Search the data below for "type"; list each line that holds it.

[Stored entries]
##############################

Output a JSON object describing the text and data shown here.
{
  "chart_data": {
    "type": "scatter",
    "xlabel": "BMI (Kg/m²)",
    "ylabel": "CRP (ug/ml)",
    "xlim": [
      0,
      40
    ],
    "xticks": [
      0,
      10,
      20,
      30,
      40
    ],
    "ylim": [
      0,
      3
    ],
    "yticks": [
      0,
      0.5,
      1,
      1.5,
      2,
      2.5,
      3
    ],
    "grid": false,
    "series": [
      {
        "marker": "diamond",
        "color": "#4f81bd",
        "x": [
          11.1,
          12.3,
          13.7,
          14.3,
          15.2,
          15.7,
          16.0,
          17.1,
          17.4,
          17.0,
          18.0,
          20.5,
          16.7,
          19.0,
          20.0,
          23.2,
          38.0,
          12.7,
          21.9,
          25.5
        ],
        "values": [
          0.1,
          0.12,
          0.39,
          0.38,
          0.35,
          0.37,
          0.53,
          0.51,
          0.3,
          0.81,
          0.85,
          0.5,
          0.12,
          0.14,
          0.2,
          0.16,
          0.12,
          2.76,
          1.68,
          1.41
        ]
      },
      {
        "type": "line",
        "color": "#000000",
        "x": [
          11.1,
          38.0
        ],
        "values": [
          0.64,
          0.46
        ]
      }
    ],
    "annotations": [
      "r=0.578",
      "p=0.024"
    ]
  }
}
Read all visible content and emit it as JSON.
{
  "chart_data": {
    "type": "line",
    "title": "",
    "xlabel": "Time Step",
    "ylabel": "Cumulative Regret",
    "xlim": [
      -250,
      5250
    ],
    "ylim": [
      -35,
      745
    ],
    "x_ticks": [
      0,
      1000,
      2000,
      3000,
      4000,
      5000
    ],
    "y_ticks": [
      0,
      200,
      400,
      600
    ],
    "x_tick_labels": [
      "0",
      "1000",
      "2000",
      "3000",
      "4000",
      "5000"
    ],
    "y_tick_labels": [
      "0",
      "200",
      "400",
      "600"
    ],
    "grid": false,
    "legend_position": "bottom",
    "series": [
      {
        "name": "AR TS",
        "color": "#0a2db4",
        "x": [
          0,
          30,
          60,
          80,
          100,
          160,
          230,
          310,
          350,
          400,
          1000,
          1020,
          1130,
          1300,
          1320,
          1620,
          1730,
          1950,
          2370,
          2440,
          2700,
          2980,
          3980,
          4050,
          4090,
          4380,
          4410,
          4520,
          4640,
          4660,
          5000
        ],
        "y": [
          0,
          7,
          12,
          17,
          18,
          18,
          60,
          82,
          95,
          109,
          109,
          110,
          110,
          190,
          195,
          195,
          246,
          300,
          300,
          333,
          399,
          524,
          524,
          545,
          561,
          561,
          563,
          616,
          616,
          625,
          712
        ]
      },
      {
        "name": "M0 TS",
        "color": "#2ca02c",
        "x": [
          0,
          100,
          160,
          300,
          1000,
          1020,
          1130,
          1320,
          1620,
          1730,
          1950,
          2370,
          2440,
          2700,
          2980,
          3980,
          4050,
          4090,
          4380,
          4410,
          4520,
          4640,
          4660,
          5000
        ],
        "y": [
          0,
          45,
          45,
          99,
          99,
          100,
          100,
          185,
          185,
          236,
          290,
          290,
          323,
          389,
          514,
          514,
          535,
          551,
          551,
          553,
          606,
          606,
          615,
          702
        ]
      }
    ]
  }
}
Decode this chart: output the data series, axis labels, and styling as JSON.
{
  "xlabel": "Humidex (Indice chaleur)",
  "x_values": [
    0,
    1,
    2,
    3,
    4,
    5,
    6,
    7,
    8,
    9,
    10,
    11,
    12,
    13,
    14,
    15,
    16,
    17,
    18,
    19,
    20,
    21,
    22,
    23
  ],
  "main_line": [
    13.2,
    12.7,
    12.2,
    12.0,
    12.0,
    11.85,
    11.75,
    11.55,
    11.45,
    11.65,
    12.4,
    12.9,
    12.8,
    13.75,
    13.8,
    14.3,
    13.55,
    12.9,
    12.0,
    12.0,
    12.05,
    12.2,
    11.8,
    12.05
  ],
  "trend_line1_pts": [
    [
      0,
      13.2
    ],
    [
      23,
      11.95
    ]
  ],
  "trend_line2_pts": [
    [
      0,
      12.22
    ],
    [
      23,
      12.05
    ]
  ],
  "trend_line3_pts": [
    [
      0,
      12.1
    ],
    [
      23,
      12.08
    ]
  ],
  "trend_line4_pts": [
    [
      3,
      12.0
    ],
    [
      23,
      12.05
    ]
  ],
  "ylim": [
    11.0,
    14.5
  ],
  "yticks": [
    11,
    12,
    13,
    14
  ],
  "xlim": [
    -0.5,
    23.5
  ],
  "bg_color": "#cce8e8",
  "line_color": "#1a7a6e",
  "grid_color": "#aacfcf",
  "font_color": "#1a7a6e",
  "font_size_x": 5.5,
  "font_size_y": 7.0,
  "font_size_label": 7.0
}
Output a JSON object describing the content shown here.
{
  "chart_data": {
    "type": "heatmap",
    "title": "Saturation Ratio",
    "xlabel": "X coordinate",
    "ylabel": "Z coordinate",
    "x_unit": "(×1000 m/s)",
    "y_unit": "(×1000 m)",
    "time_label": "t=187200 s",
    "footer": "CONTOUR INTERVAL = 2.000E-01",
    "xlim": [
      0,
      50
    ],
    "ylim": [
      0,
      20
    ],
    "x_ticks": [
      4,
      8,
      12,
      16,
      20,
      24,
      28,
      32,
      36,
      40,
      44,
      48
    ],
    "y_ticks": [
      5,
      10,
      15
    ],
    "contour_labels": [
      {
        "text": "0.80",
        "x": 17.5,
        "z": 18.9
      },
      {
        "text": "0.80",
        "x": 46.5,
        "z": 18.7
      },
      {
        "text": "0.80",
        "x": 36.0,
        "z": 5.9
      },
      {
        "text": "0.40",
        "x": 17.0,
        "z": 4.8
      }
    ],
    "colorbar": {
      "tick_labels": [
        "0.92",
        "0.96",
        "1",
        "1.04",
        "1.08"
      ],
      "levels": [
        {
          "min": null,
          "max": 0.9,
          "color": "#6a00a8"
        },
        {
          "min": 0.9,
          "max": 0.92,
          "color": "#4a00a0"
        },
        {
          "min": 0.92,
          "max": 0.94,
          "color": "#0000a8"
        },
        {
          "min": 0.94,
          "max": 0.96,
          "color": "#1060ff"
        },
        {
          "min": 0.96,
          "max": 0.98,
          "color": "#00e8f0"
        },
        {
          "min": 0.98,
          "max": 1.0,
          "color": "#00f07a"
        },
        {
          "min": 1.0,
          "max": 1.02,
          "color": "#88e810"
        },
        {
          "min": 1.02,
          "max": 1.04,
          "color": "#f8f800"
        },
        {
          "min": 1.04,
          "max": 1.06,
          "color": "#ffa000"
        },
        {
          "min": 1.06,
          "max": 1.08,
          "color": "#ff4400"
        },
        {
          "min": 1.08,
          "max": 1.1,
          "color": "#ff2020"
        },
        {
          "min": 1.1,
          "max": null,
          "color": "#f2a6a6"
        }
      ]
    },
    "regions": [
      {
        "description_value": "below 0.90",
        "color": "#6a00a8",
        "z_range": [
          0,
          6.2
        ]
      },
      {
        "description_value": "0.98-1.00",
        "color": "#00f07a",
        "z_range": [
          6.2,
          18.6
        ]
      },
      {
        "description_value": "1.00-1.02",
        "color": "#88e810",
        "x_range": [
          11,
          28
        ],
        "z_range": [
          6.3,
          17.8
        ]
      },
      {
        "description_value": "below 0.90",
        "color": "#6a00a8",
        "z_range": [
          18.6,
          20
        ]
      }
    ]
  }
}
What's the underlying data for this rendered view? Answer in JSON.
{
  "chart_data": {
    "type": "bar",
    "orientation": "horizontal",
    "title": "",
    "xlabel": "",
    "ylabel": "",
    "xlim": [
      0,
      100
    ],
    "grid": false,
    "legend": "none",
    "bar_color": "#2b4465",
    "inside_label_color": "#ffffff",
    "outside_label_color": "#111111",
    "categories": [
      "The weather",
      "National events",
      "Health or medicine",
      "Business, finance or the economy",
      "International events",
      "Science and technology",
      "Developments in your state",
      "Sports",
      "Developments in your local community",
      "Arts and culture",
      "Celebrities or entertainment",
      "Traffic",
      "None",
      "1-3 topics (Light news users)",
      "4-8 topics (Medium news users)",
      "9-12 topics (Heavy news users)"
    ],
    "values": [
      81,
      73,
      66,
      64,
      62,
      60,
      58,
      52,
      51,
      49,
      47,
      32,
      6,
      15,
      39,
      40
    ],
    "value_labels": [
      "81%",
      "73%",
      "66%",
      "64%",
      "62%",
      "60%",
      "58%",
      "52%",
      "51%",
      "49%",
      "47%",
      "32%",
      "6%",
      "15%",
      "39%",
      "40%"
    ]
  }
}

##############################

» Reply:
    "type": "scatter",
        "type": "line",
    "type": "line",
    "type": "heatmap",
    "type": "bar",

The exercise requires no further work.